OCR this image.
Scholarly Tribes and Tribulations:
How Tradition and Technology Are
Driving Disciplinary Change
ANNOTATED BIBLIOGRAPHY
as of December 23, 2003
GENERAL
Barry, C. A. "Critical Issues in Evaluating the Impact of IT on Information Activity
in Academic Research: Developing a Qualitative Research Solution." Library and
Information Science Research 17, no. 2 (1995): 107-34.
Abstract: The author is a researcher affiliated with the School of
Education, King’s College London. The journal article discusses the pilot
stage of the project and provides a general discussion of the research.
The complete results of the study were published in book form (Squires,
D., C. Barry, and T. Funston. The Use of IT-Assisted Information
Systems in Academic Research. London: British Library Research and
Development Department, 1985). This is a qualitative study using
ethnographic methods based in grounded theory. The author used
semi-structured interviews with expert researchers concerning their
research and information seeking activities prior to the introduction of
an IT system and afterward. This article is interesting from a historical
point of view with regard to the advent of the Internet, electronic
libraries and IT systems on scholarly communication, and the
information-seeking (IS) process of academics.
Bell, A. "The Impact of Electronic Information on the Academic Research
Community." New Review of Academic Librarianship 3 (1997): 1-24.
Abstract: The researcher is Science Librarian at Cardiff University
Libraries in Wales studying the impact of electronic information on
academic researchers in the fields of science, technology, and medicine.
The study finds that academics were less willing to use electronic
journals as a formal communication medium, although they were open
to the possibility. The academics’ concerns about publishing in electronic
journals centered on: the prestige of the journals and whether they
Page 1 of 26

^^^^

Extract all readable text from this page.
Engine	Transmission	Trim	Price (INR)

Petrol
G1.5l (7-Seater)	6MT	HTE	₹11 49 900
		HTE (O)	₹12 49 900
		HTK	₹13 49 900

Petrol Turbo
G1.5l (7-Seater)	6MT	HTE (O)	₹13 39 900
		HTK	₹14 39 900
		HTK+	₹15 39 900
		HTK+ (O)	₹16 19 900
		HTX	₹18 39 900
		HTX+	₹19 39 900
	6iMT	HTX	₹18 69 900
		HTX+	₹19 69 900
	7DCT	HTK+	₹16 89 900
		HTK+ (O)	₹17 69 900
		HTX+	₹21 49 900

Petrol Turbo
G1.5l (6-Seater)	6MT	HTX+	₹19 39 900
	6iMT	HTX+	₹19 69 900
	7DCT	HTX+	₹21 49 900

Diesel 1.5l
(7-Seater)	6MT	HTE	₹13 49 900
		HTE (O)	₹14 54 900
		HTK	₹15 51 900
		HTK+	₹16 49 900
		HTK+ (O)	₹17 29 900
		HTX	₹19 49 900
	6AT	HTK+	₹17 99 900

^^^^

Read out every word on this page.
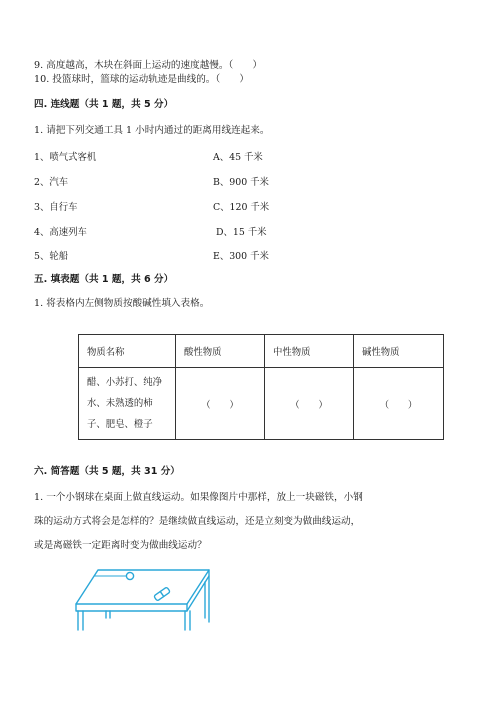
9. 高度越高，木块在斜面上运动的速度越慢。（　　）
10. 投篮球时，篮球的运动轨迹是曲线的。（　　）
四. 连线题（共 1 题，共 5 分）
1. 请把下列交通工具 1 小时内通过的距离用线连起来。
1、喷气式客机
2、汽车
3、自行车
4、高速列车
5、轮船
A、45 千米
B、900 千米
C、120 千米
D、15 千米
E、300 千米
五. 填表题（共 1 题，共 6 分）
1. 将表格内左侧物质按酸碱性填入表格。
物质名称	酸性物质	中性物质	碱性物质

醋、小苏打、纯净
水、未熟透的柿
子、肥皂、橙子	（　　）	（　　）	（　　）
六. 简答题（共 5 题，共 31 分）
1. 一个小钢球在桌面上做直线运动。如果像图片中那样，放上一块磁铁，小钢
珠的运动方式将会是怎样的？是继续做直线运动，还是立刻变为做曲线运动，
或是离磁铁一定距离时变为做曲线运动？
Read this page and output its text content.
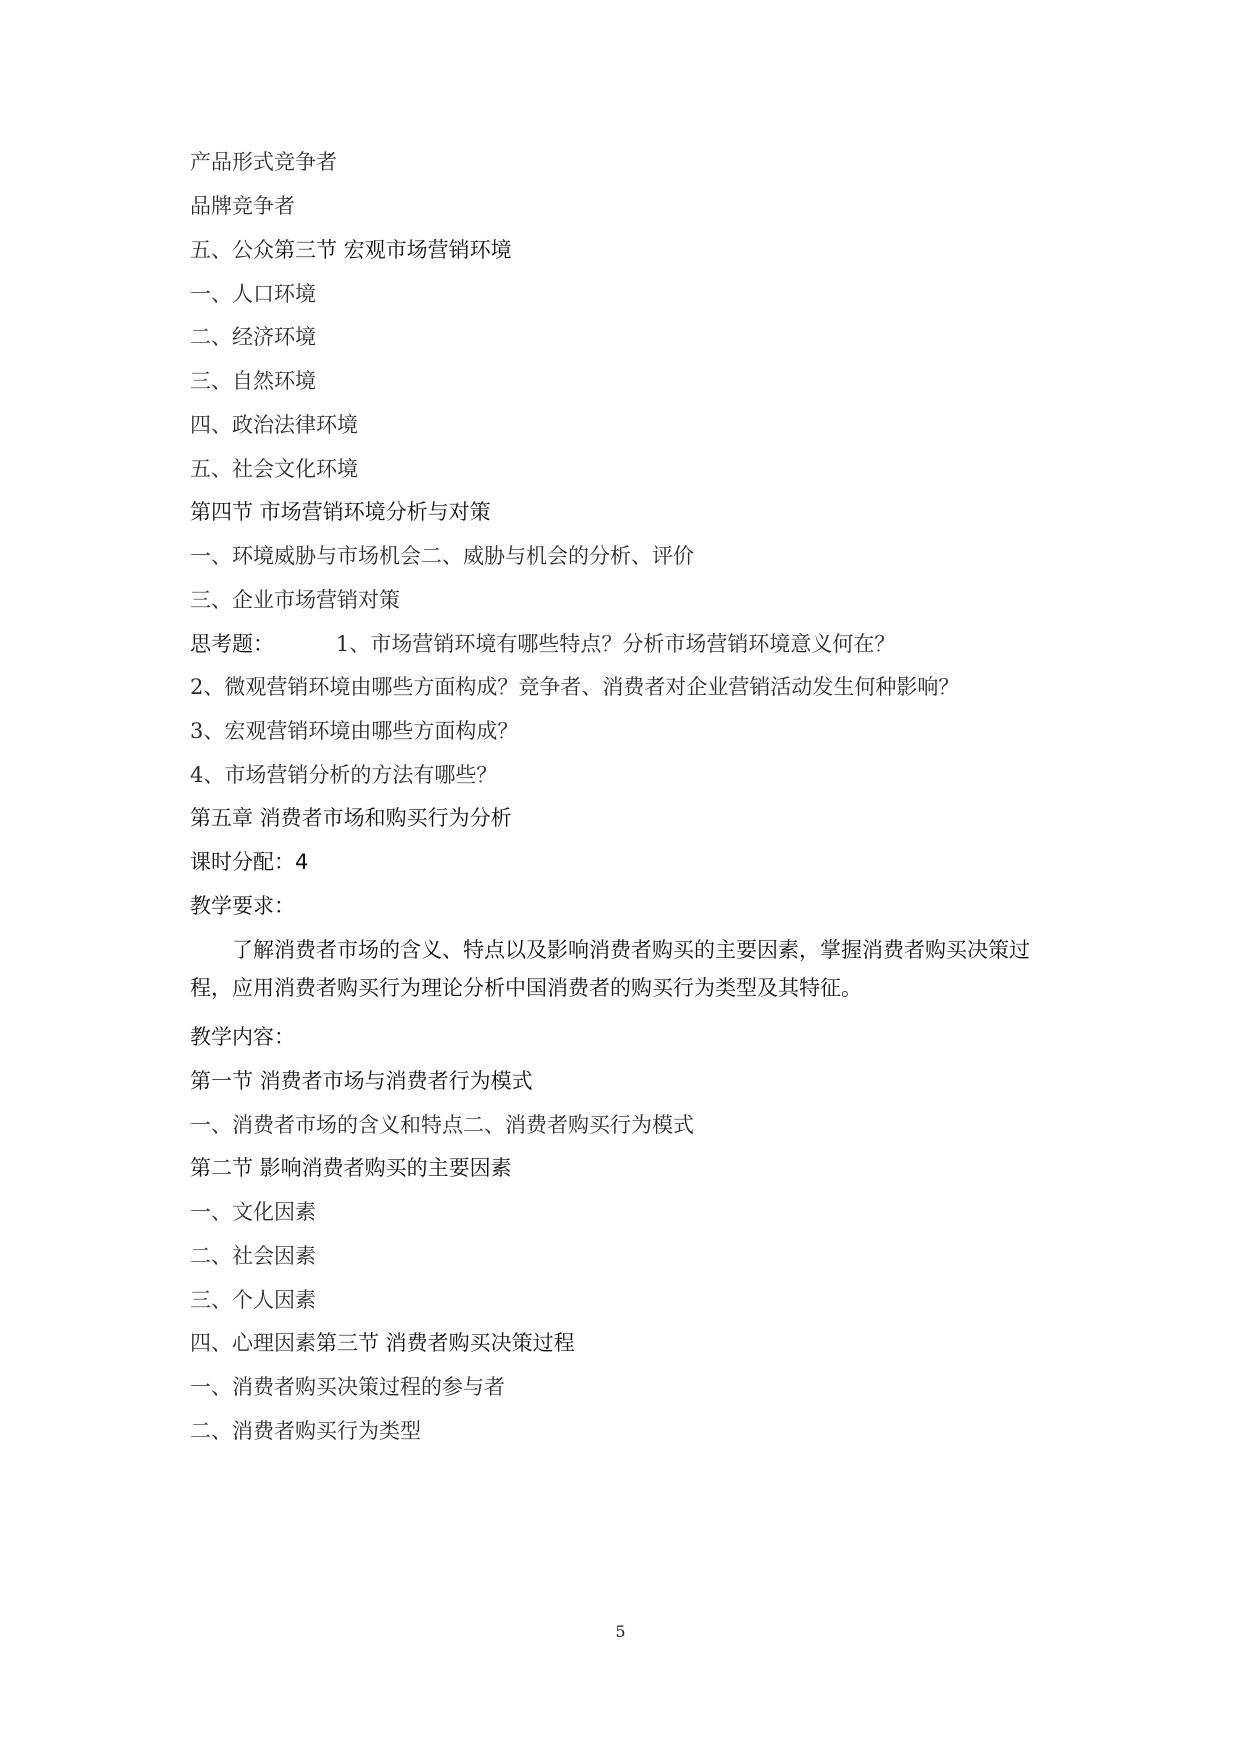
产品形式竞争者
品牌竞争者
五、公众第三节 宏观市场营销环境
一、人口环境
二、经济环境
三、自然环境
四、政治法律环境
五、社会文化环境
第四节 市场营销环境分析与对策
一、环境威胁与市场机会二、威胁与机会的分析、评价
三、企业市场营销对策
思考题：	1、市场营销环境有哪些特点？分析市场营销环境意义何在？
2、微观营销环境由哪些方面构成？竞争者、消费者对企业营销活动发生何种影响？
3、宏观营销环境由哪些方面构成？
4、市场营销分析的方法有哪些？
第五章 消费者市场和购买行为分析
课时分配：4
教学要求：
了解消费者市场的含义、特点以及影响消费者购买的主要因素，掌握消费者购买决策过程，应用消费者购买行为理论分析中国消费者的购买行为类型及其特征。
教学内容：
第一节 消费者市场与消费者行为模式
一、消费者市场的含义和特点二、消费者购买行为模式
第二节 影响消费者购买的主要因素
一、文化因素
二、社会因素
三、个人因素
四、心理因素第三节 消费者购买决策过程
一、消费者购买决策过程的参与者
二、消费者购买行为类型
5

^^^^

What to produce: Copy every line above in which the string "they" shows up.

Full solution:
journals as a formal communication medium, although they were open
journals centered on: the prestige of the journals and whether they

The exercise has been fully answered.